Objective: Drop the images; return everything else in the listing below exactly.

━━━━━━

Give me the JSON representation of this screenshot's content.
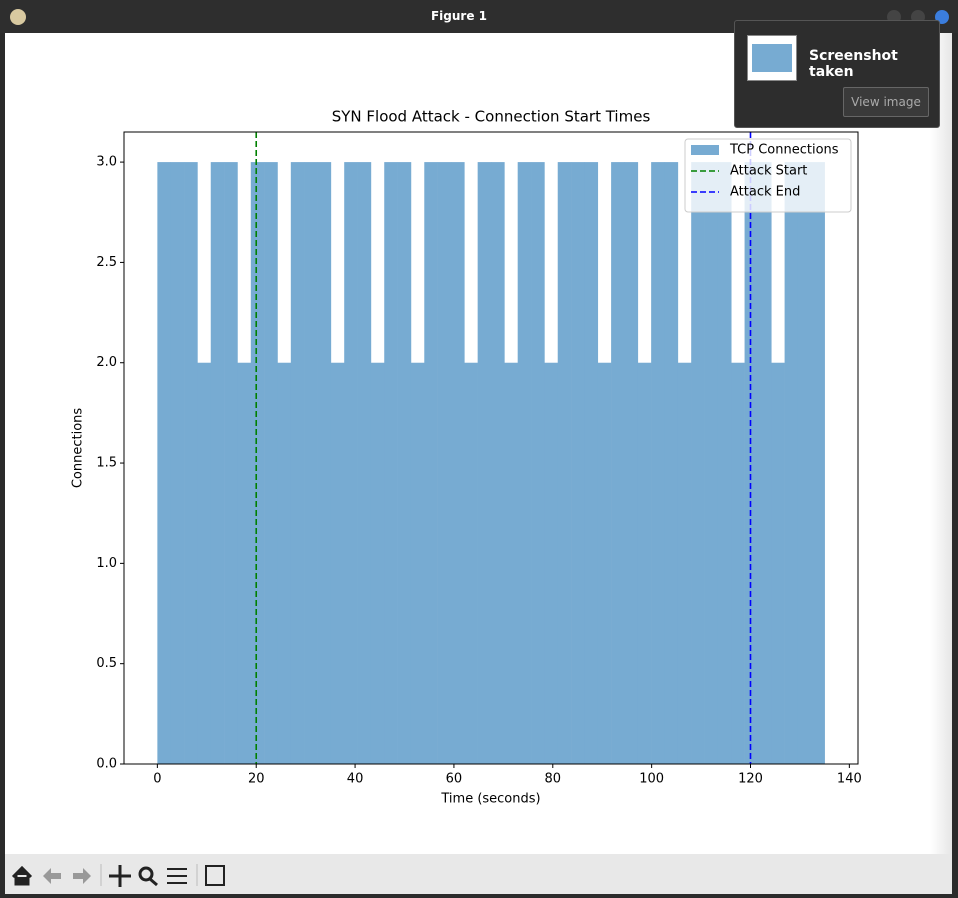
{
  "window": {
    "title": "Figure 1"
  },
  "notification": {
    "title": "Screenshot taken",
    "button": "View image"
  },
  "chart_data": {
    "type": "histogram",
    "title": "SYN Flood Attack - Connection Start Times",
    "xlabel": "Time (seconds)",
    "ylabel": "Connections",
    "bins": [
      0,
      2.7,
      5.4,
      8.1,
      10.8,
      13.5,
      16.2,
      18.9,
      21.6,
      24.3,
      27,
      29.7,
      32.4,
      35.1,
      37.8,
      40.5,
      43.2,
      45.9,
      48.6,
      51.3,
      54,
      56.7,
      59.4,
      62.1,
      64.8,
      67.5,
      70.2,
      72.9,
      75.6,
      78.3,
      81,
      83.7,
      86.4,
      89.1,
      91.8,
      94.5,
      97.2,
      99.9,
      102.6,
      105.3,
      108,
      110.7,
      113.4,
      116.1,
      118.8,
      121.5,
      124.2,
      126.9,
      129.6,
      132.3,
      135
    ],
    "series": [
      {
        "name": "TCP Connections",
        "color": "#77abd2",
        "values": [
          3,
          3,
          3,
          2,
          3,
          3,
          2,
          3,
          3,
          2,
          3,
          3,
          3,
          2,
          3,
          3,
          2,
          3,
          3,
          2,
          3,
          3,
          3,
          2,
          3,
          3,
          2,
          3,
          3,
          2,
          3,
          3,
          3,
          2,
          3,
          3,
          2,
          3,
          3,
          2,
          3,
          3,
          3,
          2,
          3,
          3,
          2,
          3,
          3,
          3
        ]
      }
    ],
    "vlines": [
      {
        "name": "Attack Start",
        "x": 20,
        "color": "#008000"
      },
      {
        "name": "Attack End",
        "x": 120,
        "color": "#0000ff"
      }
    ],
    "xlim": [
      -6.75,
      141.75
    ],
    "xticks": [
      0,
      20,
      40,
      60,
      80,
      100,
      120,
      140
    ],
    "ylim": [
      0,
      3.15
    ],
    "yticks": [
      {
        "value": 0,
        "label": "0.0"
      },
      {
        "value": 0.5,
        "label": "0.5"
      },
      {
        "value": 1,
        "label": "1.0"
      },
      {
        "value": 1.5,
        "label": "1.5"
      },
      {
        "value": 2,
        "label": "2.0"
      },
      {
        "value": 2.5,
        "label": "2.5"
      },
      {
        "value": 3,
        "label": "3.0"
      }
    ],
    "legend": "upper right"
  }
}
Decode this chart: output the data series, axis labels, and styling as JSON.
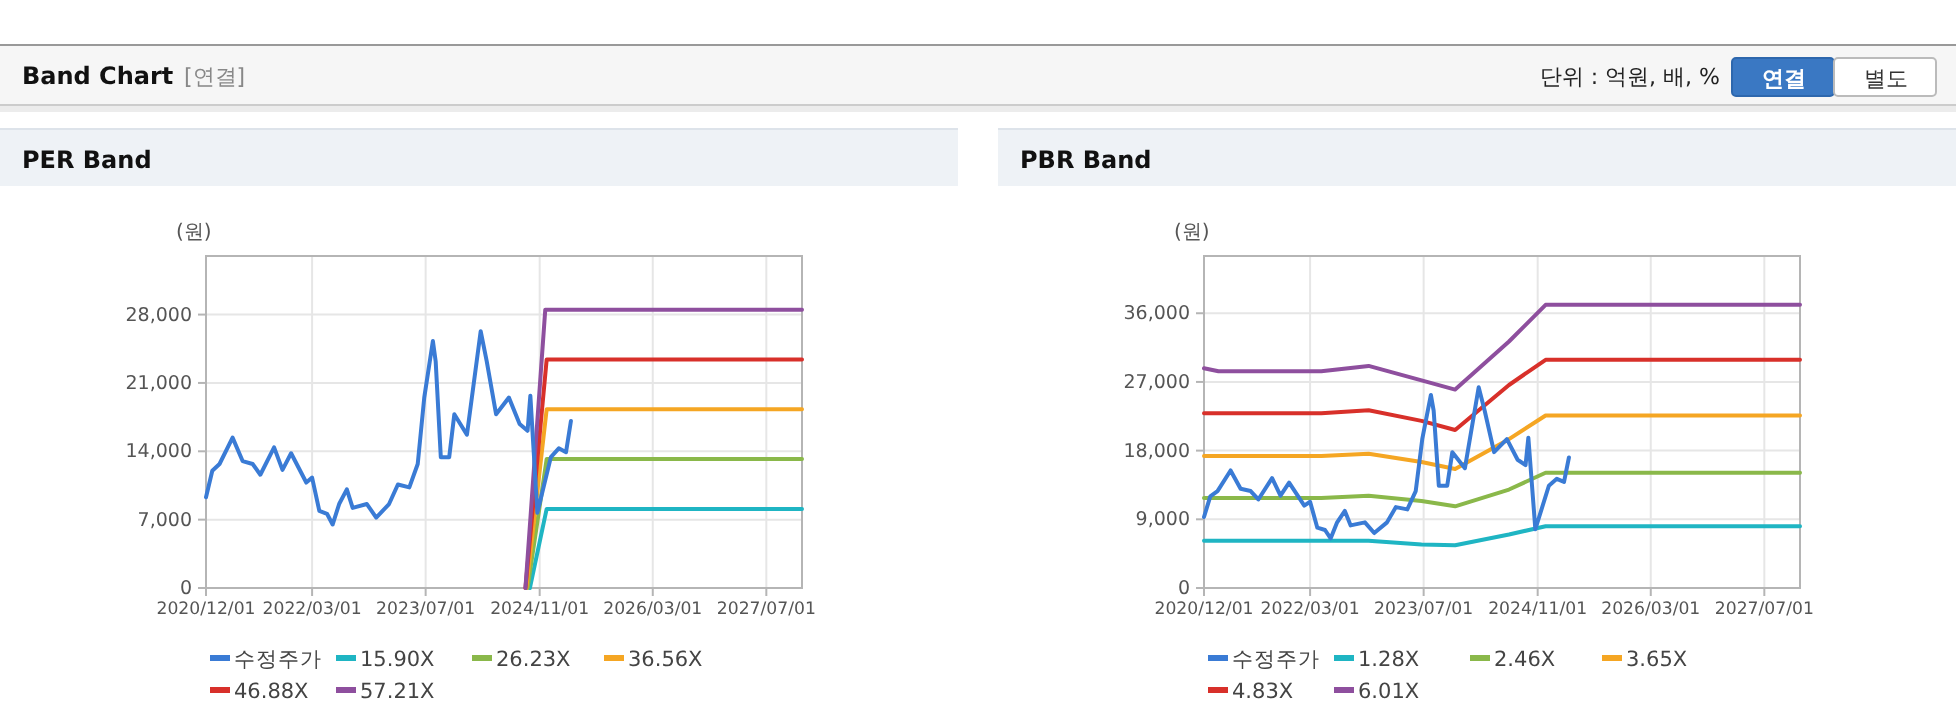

━━━━━━

Solution for this task:
Give me the JSON representation of this screenshot's content.
{
  "window": {
    "title": "Figure 1"
  },
  "notification": {
    "title": "Screenshot taken",
    "button": "View image"
  },
  "chart_data": {
    "type": "histogram",
    "title": "SYN Flood Attack - Connection Start Times",
    "xlabel": "Time (seconds)",
    "ylabel": "Connections",
    "bins": [
      0,
      2.7,
      5.4,
      8.1,
      10.8,
      13.5,
      16.2,
      18.9,
      21.6,
      24.3,
      27,
      29.7,
      32.4,
      35.1,
      37.8,
      40.5,
      43.2,
      45.9,
      48.6,
      51.3,
      54,
      56.7,
      59.4,
      62.1,
      64.8,
      67.5,
      70.2,
      72.9,
      75.6,
      78.3,
      81,
      83.7,
      86.4,
      89.1,
      91.8,
      94.5,
      97.2,
      99.9,
      102.6,
      105.3,
      108,
      110.7,
      113.4,
      116.1,
      118.8,
      121.5,
      124.2,
      126.9,
      129.6,
      132.3,
      135
    ],
    "series": [
      {
        "name": "TCP Connections",
        "color": "#77abd2",
        "values": [
          3,
          3,
          3,
          2,
          3,
          3,
          2,
          3,
          3,
          2,
          3,
          3,
          3,
          2,
          3,
          3,
          2,
          3,
          3,
          2,
          3,
          3,
          3,
          2,
          3,
          3,
          2,
          3,
          3,
          2,
          3,
          3,
          3,
          2,
          3,
          3,
          2,
          3,
          3,
          2,
          3,
          3,
          3,
          2,
          3,
          3,
          2,
          3,
          3,
          3
        ]
      }
    ],
    "vlines": [
      {
        "name": "Attack Start",
        "x": 20,
        "color": "#008000"
      },
      {
        "name": "Attack End",
        "x": 120,
        "color": "#0000ff"
      }
    ],
    "xlim": [
      -6.75,
      141.75
    ],
    "xticks": [
      0,
      20,
      40,
      60,
      80,
      100,
      120,
      140
    ],
    "ylim": [
      0,
      3.15
    ],
    "yticks": [
      {
        "value": 0,
        "label": "0.0"
      },
      {
        "value": 0.5,
        "label": "0.5"
      },
      {
        "value": 1,
        "label": "1.0"
      },
      {
        "value": 1.5,
        "label": "1.5"
      },
      {
        "value": 2,
        "label": "2.0"
      },
      {
        "value": 2.5,
        "label": "2.5"
      },
      {
        "value": 3,
        "label": "3.0"
      }
    ],
    "legend": "upper right"
  }
}
Decode this chart: output the data series, axis labels, and styling as JSON.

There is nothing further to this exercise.